Transcribe all the records with complete accuracy.

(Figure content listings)
-=-=-

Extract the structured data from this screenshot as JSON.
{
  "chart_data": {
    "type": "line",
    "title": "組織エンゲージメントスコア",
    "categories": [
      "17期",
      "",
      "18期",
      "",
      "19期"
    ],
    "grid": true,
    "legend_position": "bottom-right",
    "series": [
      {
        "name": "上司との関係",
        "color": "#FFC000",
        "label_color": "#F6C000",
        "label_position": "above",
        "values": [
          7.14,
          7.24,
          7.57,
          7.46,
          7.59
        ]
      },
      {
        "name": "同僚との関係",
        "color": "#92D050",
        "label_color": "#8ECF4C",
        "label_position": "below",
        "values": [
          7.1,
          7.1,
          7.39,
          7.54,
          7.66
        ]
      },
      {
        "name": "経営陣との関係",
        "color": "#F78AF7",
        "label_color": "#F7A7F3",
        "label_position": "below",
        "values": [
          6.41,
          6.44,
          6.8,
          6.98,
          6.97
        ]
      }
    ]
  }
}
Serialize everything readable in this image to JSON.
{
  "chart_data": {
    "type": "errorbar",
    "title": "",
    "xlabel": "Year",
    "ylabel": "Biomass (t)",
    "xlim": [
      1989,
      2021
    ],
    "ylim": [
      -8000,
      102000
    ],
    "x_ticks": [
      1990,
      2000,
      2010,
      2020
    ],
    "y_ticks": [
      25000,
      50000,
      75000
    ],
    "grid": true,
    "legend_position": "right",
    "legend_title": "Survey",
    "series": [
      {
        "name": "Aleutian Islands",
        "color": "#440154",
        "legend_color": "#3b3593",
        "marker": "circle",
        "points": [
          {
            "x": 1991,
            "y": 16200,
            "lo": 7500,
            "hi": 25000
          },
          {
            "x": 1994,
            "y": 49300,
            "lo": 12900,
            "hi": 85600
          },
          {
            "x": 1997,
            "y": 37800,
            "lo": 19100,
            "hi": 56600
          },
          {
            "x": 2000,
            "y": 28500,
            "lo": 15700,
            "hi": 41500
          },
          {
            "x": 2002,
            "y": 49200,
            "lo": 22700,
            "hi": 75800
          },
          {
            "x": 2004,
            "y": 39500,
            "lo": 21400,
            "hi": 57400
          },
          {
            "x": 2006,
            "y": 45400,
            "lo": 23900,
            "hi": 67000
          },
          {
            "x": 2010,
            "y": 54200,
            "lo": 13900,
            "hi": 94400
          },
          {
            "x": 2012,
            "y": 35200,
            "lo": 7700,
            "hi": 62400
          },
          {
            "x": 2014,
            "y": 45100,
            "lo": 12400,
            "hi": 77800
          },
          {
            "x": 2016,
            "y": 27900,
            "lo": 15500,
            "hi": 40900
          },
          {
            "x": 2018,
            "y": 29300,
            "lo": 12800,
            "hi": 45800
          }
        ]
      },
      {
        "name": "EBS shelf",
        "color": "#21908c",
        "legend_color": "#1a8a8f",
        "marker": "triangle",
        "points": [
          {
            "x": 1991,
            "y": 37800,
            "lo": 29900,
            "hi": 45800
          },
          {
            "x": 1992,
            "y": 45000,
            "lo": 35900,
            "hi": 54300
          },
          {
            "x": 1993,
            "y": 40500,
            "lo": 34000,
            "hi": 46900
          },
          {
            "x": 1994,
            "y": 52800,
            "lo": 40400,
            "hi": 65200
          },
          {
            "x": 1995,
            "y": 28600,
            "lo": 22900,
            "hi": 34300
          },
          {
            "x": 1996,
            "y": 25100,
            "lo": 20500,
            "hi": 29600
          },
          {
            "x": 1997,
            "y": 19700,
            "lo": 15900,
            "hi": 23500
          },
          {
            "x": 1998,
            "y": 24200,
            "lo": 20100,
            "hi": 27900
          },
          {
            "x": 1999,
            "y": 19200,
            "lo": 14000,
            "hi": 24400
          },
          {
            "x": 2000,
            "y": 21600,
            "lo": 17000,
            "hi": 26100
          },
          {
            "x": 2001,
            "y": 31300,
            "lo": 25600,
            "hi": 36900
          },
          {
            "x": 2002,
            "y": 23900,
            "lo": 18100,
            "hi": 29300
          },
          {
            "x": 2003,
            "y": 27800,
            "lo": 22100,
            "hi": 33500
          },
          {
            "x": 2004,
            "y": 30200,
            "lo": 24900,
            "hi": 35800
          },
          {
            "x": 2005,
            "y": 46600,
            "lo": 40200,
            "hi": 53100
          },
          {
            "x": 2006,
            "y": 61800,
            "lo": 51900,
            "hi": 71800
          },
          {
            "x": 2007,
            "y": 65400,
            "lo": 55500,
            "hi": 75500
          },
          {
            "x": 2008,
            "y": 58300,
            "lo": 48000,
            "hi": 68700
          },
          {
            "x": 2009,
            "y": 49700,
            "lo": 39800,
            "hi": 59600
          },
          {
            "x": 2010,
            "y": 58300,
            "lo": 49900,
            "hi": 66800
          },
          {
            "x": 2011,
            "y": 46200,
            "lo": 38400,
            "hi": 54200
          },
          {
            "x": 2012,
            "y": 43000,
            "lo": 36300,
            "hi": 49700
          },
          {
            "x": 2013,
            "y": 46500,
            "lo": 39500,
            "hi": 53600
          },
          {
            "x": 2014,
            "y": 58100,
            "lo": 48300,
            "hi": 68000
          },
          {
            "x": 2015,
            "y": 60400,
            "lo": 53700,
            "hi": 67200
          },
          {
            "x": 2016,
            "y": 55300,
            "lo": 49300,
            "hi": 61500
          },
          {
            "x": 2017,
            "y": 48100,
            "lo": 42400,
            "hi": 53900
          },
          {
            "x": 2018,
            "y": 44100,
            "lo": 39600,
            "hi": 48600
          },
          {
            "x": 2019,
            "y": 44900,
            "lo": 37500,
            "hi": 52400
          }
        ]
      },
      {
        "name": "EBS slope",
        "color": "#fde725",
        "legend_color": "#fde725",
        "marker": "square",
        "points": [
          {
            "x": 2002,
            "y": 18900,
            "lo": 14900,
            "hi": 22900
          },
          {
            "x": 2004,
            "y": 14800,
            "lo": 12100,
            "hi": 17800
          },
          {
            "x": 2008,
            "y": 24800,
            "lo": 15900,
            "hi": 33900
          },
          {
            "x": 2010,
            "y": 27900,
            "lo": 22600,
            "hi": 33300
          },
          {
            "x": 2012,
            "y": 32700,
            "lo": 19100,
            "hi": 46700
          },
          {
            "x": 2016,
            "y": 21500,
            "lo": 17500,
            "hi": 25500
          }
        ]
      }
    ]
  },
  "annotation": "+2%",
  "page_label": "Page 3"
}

-=-=-

Solution for this task ::
Extract the structured data from this screenshot as JSON.
{
  "chart_data": {
    "type": "line",
    "title": "組織エンゲージメントスコア",
    "categories": [
      "17期",
      "",
      "18期",
      "",
      "19期"
    ],
    "grid": true,
    "legend_position": "bottom-right",
    "series": [
      {
        "name": "上司との関係",
        "color": "#FFC000",
        "label_color": "#F6C000",
        "label_position": "above",
        "values": [
          7.14,
          7.24,
          7.57,
          7.46,
          7.59
        ]
      },
      {
        "name": "同僚との関係",
        "color": "#92D050",
        "label_color": "#8ECF4C",
        "label_position": "below",
        "values": [
          7.1,
          7.1,
          7.39,
          7.54,
          7.66
        ]
      },
      {
        "name": "経営陣との関係",
        "color": "#F78AF7",
        "label_color": "#F7A7F3",
        "label_position": "below",
        "values": [
          6.41,
          6.44,
          6.8,
          6.98,
          6.97
        ]
      }
    ]
  }
}
Serialize everything readable in this image to JSON.
{
  "chart_data": {
    "type": "errorbar",
    "title": "",
    "xlabel": "Year",
    "ylabel": "Biomass (t)",
    "xlim": [
      1989,
      2021
    ],
    "ylim": [
      -8000,
      102000
    ],
    "x_ticks": [
      1990,
      2000,
      2010,
      2020
    ],
    "y_ticks": [
      25000,
      50000,
      75000
    ],
    "grid": true,
    "legend_position": "right",
    "legend_title": "Survey",
    "series": [
      {
        "name": "Aleutian Islands",
        "color": "#440154",
        "legend_color": "#3b3593",
        "marker": "circle",
        "points": [
          {
            "x": 1991,
            "y": 16200,
            "lo": 7500,
            "hi": 25000
          },
          {
            "x": 1994,
            "y": 49300,
            "lo": 12900,
            "hi": 85600
          },
          {
            "x": 1997,
            "y": 37800,
            "lo": 19100,
            "hi": 56600
          },
          {
            "x": 2000,
            "y": 28500,
            "lo": 15700,
            "hi": 41500
          },
          {
            "x": 2002,
            "y": 49200,
            "lo": 22700,
            "hi": 75800
          },
          {
            "x": 2004,
            "y": 39500,
            "lo": 21400,
            "hi": 57400
          },
          {
            "x": 2006,
            "y": 45400,
            "lo": 23900,
            "hi": 67000
          },
          {
            "x": 2010,
            "y": 54200,
            "lo": 13900,
            "hi": 94400
          },
          {
            "x": 2012,
            "y": 35200,
            "lo": 7700,
            "hi": 62400
          },
          {
            "x": 2014,
            "y": 45100,
            "lo": 12400,
            "hi": 77800
          },
          {
            "x": 2016,
            "y": 27900,
            "lo": 15500,
            "hi": 40900
          },
          {
            "x": 2018,
            "y": 29300,
            "lo": 12800,
            "hi": 45800
          }
        ]
      },
      {
        "name": "EBS shelf",
        "color": "#21908c",
        "legend_color": "#1a8a8f",
        "marker": "triangle",
        "points": [
          {
            "x": 1991,
            "y": 37800,
            "lo": 29900,
            "hi": 45800
          },
          {
            "x": 1992,
            "y": 45000,
            "lo": 35900,
            "hi": 54300
          },
          {
            "x": 1993,
            "y": 40500,
            "lo": 34000,
            "hi": 46900
          },
          {
            "x": 1994,
            "y": 52800,
            "lo": 40400,
            "hi": 65200
          },
          {
            "x": 1995,
            "y": 28600,
            "lo": 22900,
            "hi": 34300
          },
          {
            "x": 1996,
            "y": 25100,
            "lo": 20500,
            "hi": 29600
          },
          {
            "x": 1997,
            "y": 19700,
            "lo": 15900,
            "hi": 23500
          },
          {
            "x": 1998,
            "y": 24200,
            "lo": 20100,
            "hi": 27900
          },
          {
            "x": 1999,
            "y": 19200,
            "lo": 14000,
            "hi": 24400
          },
          {
            "x": 2000,
            "y": 21600,
            "lo": 17000,
            "hi": 26100
          },
          {
            "x": 2001,
            "y": 31300,
            "lo": 25600,
            "hi": 36900
          },
          {
            "x": 2002,
            "y": 23900,
            "lo": 18100,
            "hi": 29300
          },
          {
            "x": 2003,
            "y": 27800,
            "lo": 22100,
            "hi": 33500
          },
          {
            "x": 2004,
            "y": 30200,
            "lo": 24900,
            "hi": 35800
          },
          {
            "x": 2005,
            "y": 46600,
            "lo": 40200,
            "hi": 53100
          },
          {
            "x": 2006,
            "y": 61800,
            "lo": 51900,
            "hi": 71800
          },
          {
            "x": 2007,
            "y": 65400,
            "lo": 55500,
            "hi": 75500
          },
          {
            "x": 2008,
            "y": 58300,
            "lo": 48000,
            "hi": 68700
          },
          {
            "x": 2009,
            "y": 49700,
            "lo": 39800,
            "hi": 59600
          },
          {
            "x": 2010,
            "y": 58300,
            "lo": 49900,
            "hi": 66800
          },
          {
            "x": 2011,
            "y": 46200,
            "lo": 38400,
            "hi": 54200
          },
          {
            "x": 2012,
            "y": 43000,
            "lo": 36300,
            "hi": 49700
          },
          {
            "x": 2013,
            "y": 46500,
            "lo": 39500,
            "hi": 53600
          },
          {
            "x": 2014,
            "y": 58100,
            "lo": 48300,
            "hi": 68000
          },
          {
            "x": 2015,
            "y": 60400,
            "lo": 53700,
            "hi": 67200
          },
          {
            "x": 2016,
            "y": 55300,
            "lo": 49300,
            "hi": 61500
          },
          {
            "x": 2017,
            "y": 48100,
            "lo": 42400,
            "hi": 53900
          },
          {
            "x": 2018,
            "y": 44100,
            "lo": 39600,
            "hi": 48600
          },
          {
            "x": 2019,
            "y": 44900,
            "lo": 37500,
            "hi": 52400
          }
        ]
      },
      {
        "name": "EBS slope",
        "color": "#fde725",
        "legend_color": "#fde725",
        "marker": "square",
        "points": [
          {
            "x": 2002,
            "y": 18900,
            "lo": 14900,
            "hi": 22900
          },
          {
            "x": 2004,
            "y": 14800,
            "lo": 12100,
            "hi": 17800
          },
          {
            "x": 2008,
            "y": 24800,
            "lo": 15900,
            "hi": 33900
          },
          {
            "x": 2010,
            "y": 27900,
            "lo": 22600,
            "hi": 33300
          },
          {
            "x": 2012,
            "y": 32700,
            "lo": 19100,
            "hi": 46700
          },
          {
            "x": 2016,
            "y": 21500,
            "lo": 17500,
            "hi": 25500
          }
        ]
      }
    ]
  },
  "annotation": "+2%",
  "page_label": "Page 3"
}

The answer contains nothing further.